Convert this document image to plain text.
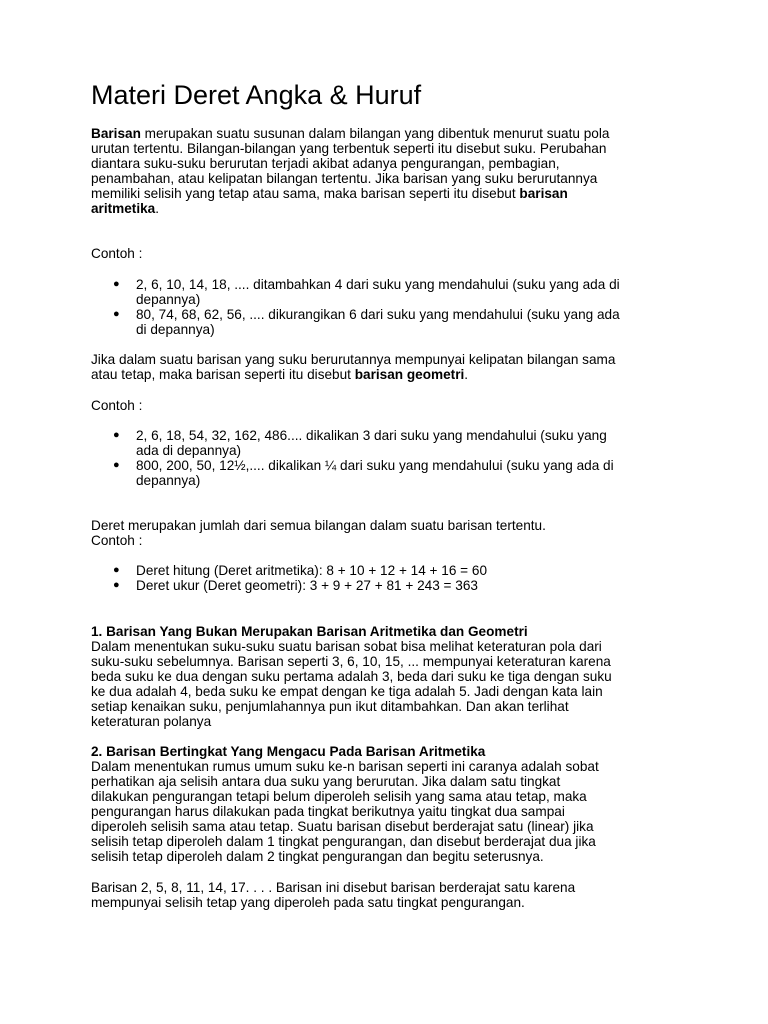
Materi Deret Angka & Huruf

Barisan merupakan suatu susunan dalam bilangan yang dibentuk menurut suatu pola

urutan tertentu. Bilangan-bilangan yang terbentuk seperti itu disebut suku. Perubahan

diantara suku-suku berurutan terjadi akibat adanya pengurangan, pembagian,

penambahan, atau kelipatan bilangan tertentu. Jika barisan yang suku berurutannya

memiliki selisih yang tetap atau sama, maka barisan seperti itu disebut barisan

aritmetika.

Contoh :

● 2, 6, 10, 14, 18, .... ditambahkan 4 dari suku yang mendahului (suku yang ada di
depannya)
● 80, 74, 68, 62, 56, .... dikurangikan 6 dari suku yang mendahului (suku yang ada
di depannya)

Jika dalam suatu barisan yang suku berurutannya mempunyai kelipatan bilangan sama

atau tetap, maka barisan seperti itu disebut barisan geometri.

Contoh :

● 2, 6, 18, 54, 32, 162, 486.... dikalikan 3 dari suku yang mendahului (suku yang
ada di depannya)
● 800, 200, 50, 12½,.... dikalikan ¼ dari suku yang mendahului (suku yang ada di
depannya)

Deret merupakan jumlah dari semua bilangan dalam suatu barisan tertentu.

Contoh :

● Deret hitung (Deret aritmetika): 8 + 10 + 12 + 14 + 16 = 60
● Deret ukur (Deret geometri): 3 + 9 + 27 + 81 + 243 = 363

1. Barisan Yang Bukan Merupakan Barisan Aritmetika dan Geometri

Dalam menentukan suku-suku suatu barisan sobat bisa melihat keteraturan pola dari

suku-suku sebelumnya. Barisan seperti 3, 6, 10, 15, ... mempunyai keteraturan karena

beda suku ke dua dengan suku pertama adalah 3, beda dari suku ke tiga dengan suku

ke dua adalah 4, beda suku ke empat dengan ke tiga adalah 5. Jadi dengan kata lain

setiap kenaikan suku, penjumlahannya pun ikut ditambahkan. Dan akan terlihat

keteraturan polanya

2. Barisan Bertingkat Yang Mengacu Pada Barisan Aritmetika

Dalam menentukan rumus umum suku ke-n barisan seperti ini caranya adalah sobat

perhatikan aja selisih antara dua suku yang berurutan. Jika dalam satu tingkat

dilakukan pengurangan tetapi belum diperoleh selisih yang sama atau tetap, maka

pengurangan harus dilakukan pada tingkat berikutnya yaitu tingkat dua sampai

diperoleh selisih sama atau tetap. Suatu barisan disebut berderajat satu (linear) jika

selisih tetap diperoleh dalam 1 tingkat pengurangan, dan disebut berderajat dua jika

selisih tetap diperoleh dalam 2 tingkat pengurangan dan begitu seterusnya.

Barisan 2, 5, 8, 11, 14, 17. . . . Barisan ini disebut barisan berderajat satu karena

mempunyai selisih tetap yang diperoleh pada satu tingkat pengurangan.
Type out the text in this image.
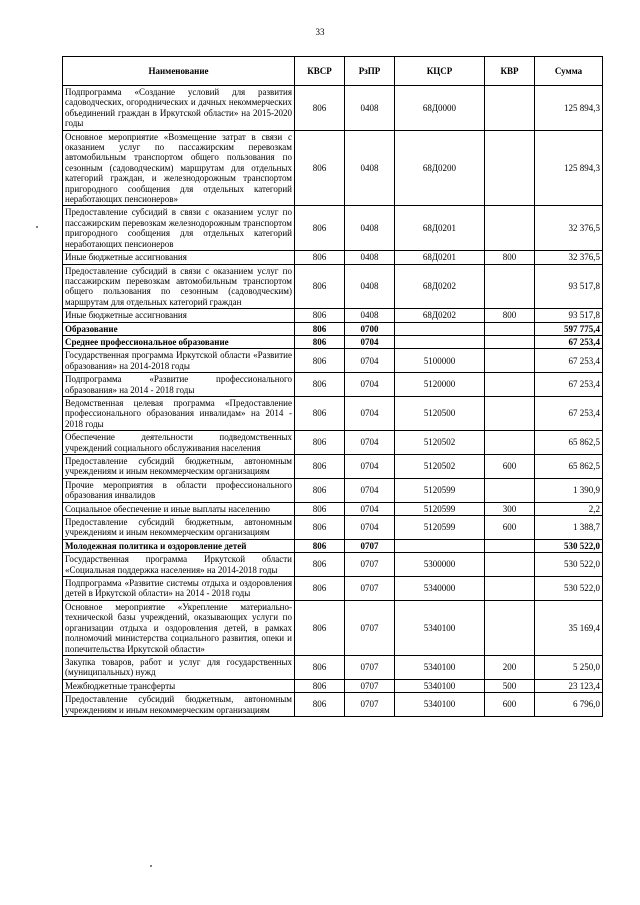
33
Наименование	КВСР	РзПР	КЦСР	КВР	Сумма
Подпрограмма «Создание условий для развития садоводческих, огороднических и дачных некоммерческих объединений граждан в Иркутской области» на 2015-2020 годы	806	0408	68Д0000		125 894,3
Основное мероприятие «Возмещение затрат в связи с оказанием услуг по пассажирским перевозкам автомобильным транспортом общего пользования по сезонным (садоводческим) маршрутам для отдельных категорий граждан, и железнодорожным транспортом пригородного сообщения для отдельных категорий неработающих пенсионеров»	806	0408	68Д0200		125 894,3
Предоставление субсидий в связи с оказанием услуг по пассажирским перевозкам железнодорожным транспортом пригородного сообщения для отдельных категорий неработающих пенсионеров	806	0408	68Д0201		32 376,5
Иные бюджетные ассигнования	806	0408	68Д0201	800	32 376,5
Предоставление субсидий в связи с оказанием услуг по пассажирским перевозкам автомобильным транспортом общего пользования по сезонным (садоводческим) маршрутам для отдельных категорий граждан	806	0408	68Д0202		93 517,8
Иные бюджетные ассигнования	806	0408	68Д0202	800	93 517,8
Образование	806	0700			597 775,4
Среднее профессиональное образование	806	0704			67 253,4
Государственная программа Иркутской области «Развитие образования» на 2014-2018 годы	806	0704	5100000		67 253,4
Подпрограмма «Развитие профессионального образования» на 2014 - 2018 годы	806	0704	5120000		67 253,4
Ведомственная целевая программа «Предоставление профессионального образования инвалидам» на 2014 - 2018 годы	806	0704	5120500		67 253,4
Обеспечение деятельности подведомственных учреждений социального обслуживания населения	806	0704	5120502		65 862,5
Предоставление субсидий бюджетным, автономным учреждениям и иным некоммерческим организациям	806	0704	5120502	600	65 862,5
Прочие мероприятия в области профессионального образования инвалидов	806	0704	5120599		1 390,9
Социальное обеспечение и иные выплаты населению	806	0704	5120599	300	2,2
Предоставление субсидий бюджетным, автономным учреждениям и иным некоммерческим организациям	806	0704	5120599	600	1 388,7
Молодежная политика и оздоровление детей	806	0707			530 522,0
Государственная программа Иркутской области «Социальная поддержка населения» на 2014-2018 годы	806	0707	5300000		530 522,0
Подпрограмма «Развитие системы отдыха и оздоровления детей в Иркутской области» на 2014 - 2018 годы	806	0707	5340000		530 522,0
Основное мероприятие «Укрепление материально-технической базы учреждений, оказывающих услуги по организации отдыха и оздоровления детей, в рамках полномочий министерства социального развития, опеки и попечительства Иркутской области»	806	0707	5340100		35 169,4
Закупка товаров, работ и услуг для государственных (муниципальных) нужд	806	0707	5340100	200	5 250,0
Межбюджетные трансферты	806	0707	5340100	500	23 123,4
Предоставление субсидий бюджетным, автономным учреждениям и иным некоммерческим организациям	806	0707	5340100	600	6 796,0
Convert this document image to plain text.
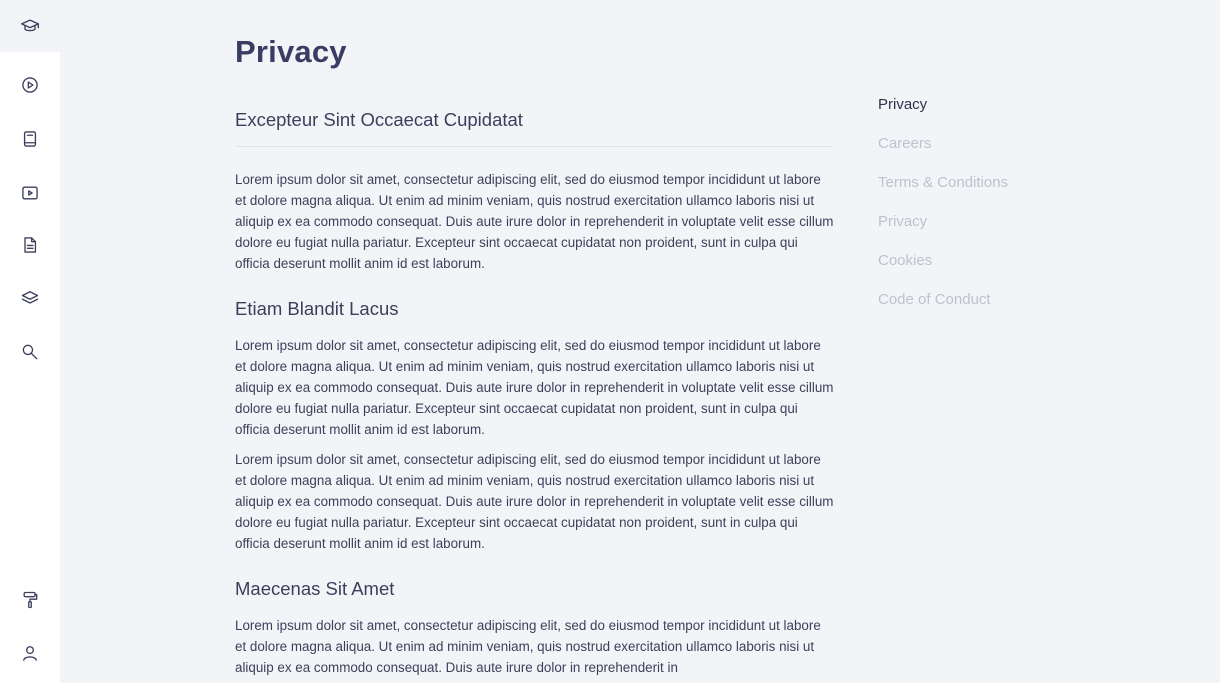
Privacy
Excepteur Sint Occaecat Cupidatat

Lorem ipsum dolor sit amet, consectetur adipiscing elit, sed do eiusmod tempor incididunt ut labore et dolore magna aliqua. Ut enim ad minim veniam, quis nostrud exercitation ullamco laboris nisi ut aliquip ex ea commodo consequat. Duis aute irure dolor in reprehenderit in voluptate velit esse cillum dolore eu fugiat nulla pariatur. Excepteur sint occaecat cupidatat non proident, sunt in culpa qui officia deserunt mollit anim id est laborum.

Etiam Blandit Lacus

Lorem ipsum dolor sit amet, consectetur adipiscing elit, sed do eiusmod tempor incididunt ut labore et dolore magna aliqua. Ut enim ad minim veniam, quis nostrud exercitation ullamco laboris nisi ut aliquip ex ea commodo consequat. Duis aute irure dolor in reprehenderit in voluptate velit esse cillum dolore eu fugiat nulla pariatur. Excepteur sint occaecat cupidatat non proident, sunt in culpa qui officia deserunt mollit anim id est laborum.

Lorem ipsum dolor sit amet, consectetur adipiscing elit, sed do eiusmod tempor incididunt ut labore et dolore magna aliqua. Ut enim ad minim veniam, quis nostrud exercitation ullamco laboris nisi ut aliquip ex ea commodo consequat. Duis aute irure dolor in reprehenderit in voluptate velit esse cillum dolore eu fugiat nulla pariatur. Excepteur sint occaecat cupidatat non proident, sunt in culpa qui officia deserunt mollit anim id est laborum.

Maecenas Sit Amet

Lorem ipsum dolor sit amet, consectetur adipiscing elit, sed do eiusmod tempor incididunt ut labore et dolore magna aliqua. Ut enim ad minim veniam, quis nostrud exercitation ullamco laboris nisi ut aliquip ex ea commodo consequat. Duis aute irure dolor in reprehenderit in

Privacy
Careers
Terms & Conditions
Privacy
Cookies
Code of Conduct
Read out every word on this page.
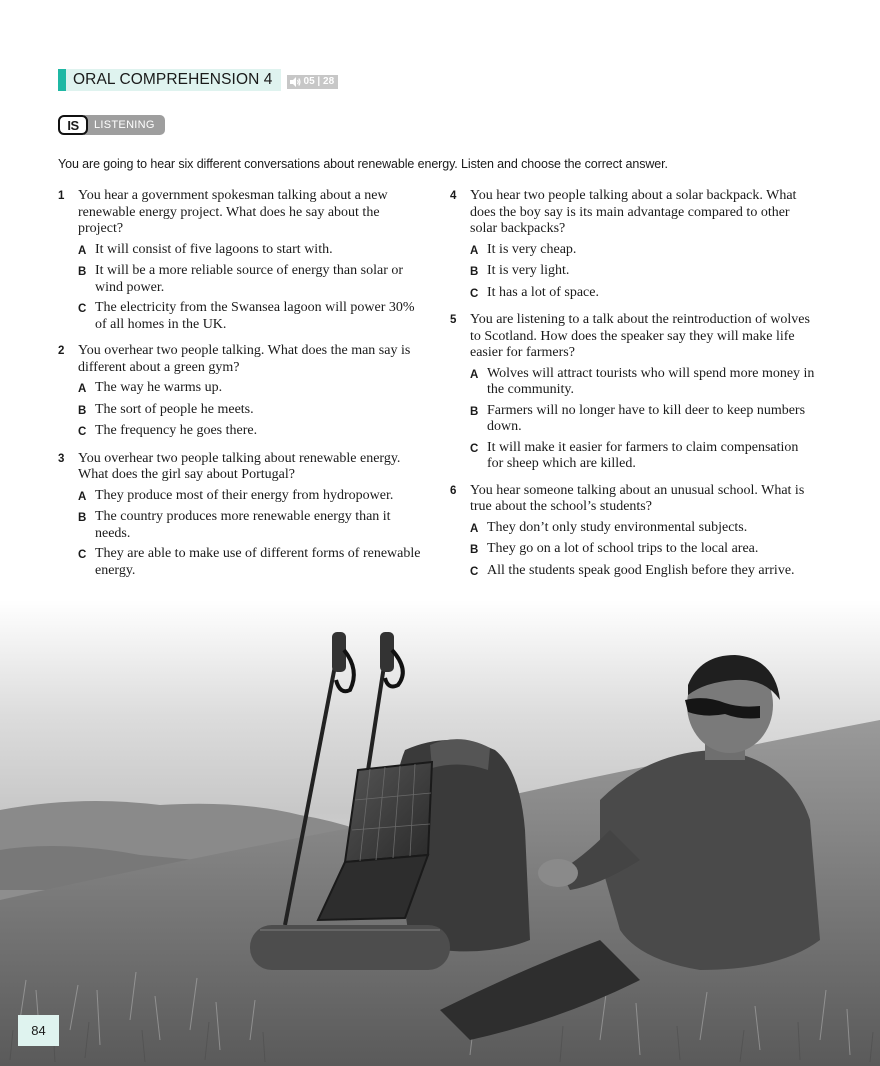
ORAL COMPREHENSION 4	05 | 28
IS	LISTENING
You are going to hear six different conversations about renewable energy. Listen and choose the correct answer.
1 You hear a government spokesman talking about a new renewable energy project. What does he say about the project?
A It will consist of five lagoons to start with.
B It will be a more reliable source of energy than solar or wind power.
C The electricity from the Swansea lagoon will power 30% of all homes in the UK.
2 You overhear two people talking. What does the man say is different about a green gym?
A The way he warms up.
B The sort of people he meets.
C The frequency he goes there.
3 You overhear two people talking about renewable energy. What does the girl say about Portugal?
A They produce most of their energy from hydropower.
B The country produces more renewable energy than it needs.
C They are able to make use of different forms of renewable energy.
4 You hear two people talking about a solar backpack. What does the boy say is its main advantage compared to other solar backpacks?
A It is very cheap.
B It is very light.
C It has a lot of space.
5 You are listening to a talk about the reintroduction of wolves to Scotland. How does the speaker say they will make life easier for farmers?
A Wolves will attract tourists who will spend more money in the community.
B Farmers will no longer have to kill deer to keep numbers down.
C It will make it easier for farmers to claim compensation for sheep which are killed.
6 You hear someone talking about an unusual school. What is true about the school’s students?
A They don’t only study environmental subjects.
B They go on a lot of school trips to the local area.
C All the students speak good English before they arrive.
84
------------------------------------------------------------------------
TO DO ▸
How many lines of the listing include the string "atau"? Answer with the number alone.

SOLUTION ▸
5